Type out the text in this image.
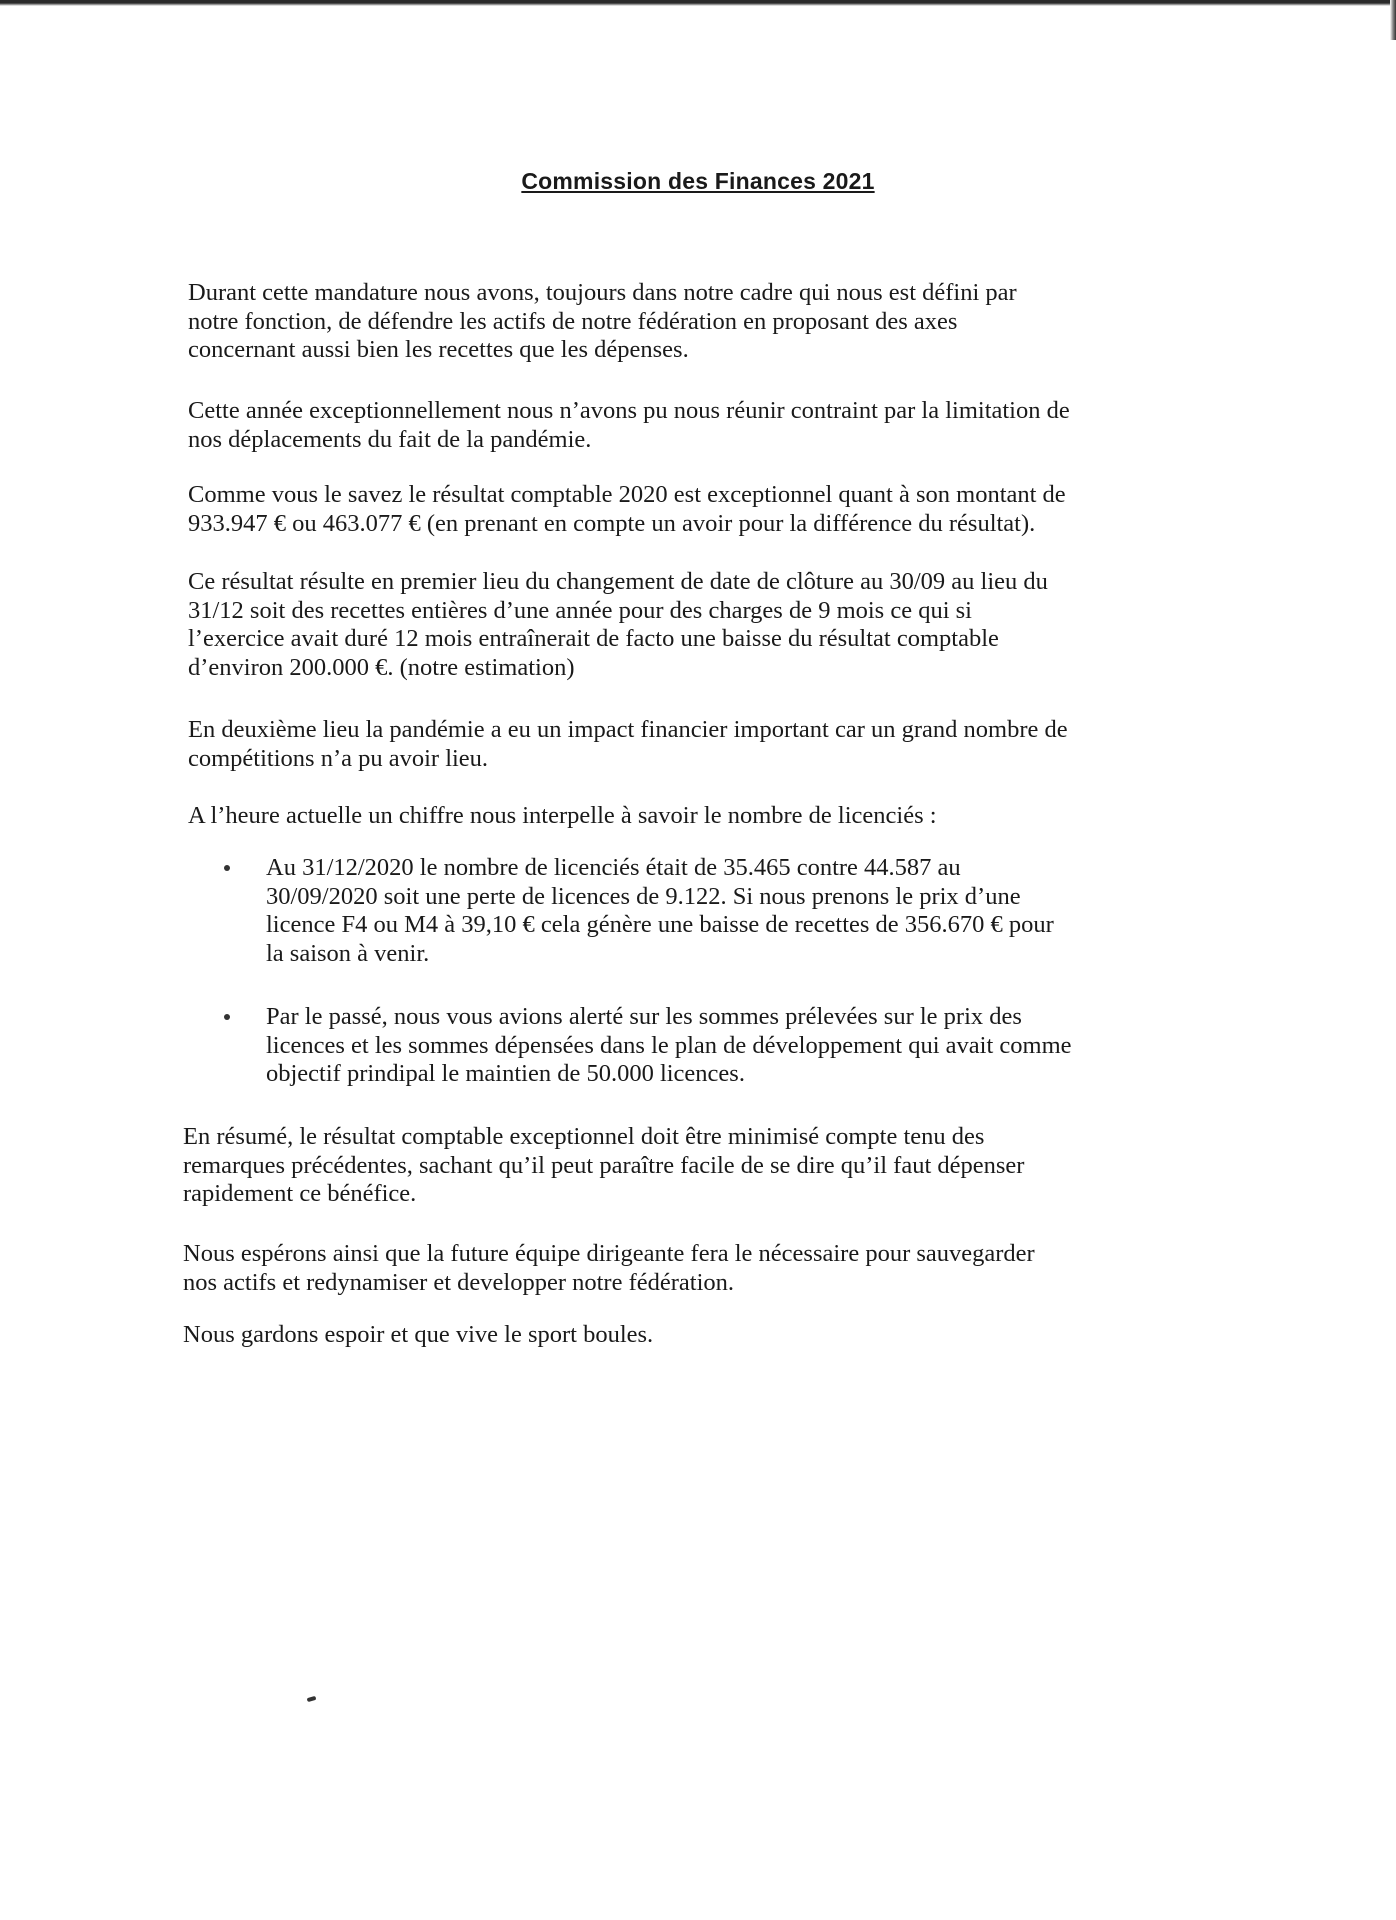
Commission des Finances 2021

Durant cette mandature nous avons, toujours dans notre cadre qui nous est défini par
notre fonction, de défendre les actifs de notre fédération en proposant des axes
concernant aussi bien les recettes que les dépenses.

Cette année exceptionnellement nous n’avons pu nous réunir contraint par la limitation de
nos déplacements du fait de la pandémie.

Comme vous le savez le résultat comptable 2020 est exceptionnel quant à son montant de
933.947 € ou 463.077 € (en prenant en compte un avoir pour la différence du résultat).

Ce résultat résulte en premier lieu du changement de date de clôture au 30/09 au lieu du
31/12 soit des recettes entières d’une année pour des charges de 9 mois ce qui si
l’exercice avait duré 12 mois entraînerait de facto une baisse du résultat comptable
d’environ 200.000 €. (notre estimation)

En deuxième lieu la pandémie a eu un impact financier important car un grand nombre de
compétitions n’a pu avoir lieu.

A l’heure actuelle un chiffre nous interpelle à savoir le nombre de licenciés :

Au 31/12/2020 le nombre de licenciés était de 35.465 contre 44.587 au
30/09/2020 soit une perte de licences de 9.122. Si nous prenons le prix d’une
licence F4 ou M4 à 39,10 € cela génère une baisse de recettes de 356.670 € pour
la saison à venir.
Par le passé, nous vous avions alerté sur les sommes prélevées sur le prix des
licences et les sommes dépensées dans le plan de développement qui avait comme
objectif prindipal le maintien de 50.000 licences.

En résumé, le résultat comptable exceptionnel doit être minimisé compte tenu des
remarques précédentes, sachant qu’il peut paraître facile de se dire qu’il faut dépenser
rapidement ce bénéfice.

Nous espérons ainsi que la future équipe dirigeante fera le nécessaire pour sauvegarder
nos actifs et redynamiser et developper notre fédération.

Nous gardons espoir et que vive le sport boules.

#####

### TASK STATEMENT
Look over the listing above. Pick out and copy every line that includes "licences".

### IN RESPONSE
30/09/2020 soit une perte de licences de 9.122. Si nous prenons le prix d’une
licences et les sommes dépensées dans le plan de développement qui avait comme
objectif prindipal le maintien de 50.000 licences.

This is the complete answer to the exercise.